Task requirements: The answer must be a single number: the count of lines in the listing that hold the string "trosuppfattning".

Record excerpts:
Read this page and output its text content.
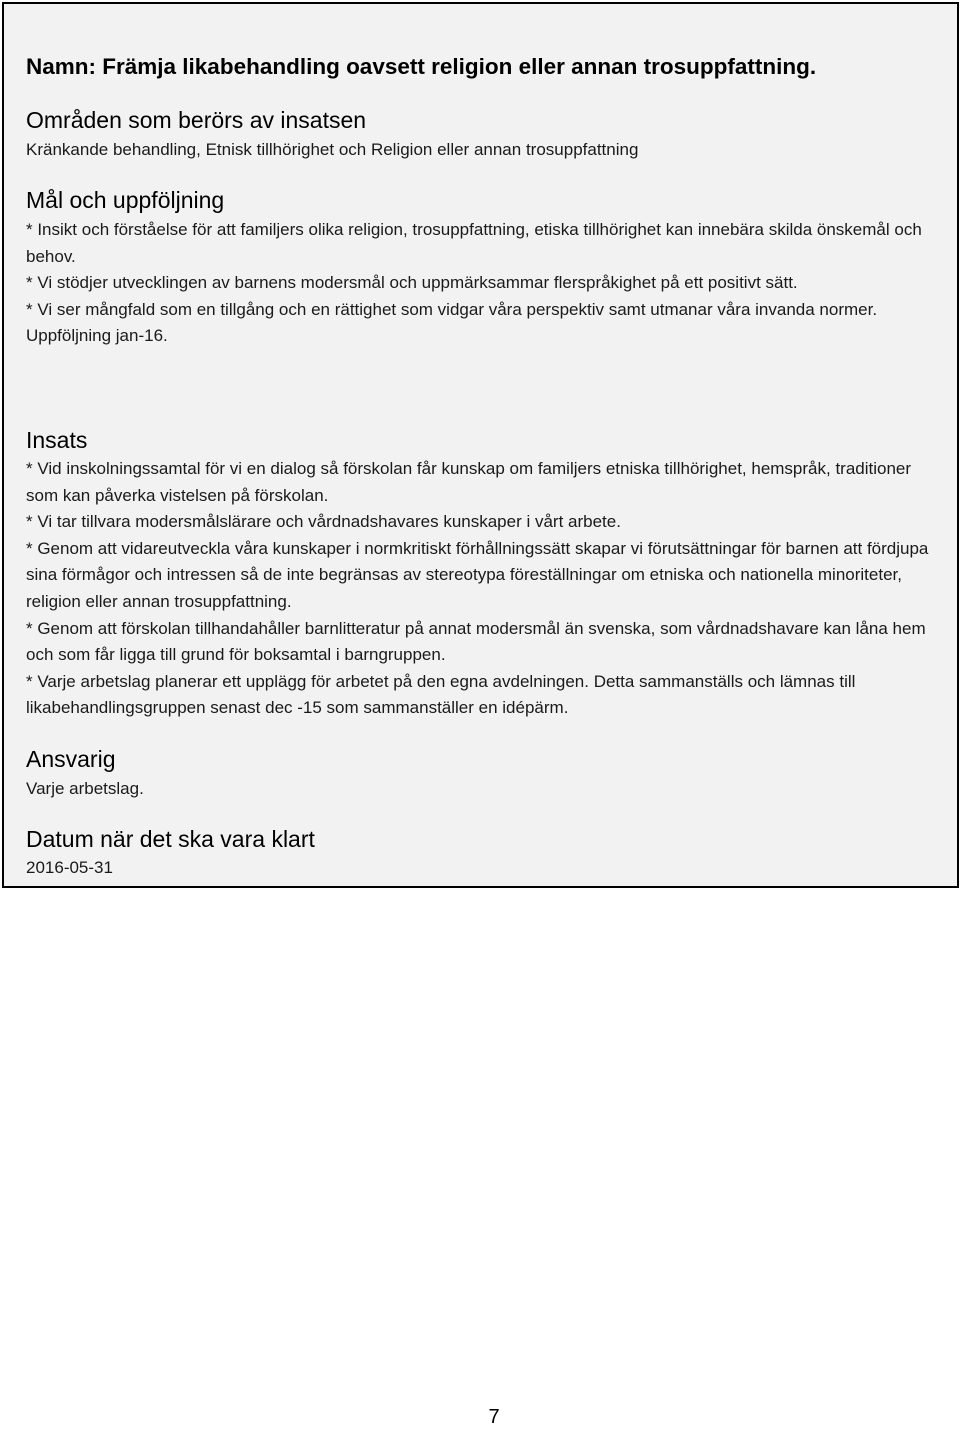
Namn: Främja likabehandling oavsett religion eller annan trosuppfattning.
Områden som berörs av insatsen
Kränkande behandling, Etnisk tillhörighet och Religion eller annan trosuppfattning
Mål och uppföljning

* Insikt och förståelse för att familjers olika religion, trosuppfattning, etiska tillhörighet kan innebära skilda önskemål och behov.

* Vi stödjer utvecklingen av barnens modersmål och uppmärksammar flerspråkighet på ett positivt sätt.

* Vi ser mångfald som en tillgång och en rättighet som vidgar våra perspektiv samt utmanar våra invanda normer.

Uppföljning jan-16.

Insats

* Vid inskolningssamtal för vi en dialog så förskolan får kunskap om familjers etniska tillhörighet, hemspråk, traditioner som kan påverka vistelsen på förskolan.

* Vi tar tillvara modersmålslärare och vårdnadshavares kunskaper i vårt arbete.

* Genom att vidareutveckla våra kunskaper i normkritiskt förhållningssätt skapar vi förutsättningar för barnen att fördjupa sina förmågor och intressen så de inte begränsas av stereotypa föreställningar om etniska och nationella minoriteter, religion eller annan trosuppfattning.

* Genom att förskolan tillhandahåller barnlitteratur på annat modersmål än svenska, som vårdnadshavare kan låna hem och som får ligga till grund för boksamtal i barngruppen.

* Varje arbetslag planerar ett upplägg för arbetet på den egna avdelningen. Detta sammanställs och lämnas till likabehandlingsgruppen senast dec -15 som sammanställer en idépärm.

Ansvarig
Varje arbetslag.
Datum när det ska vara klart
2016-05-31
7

Written response: 4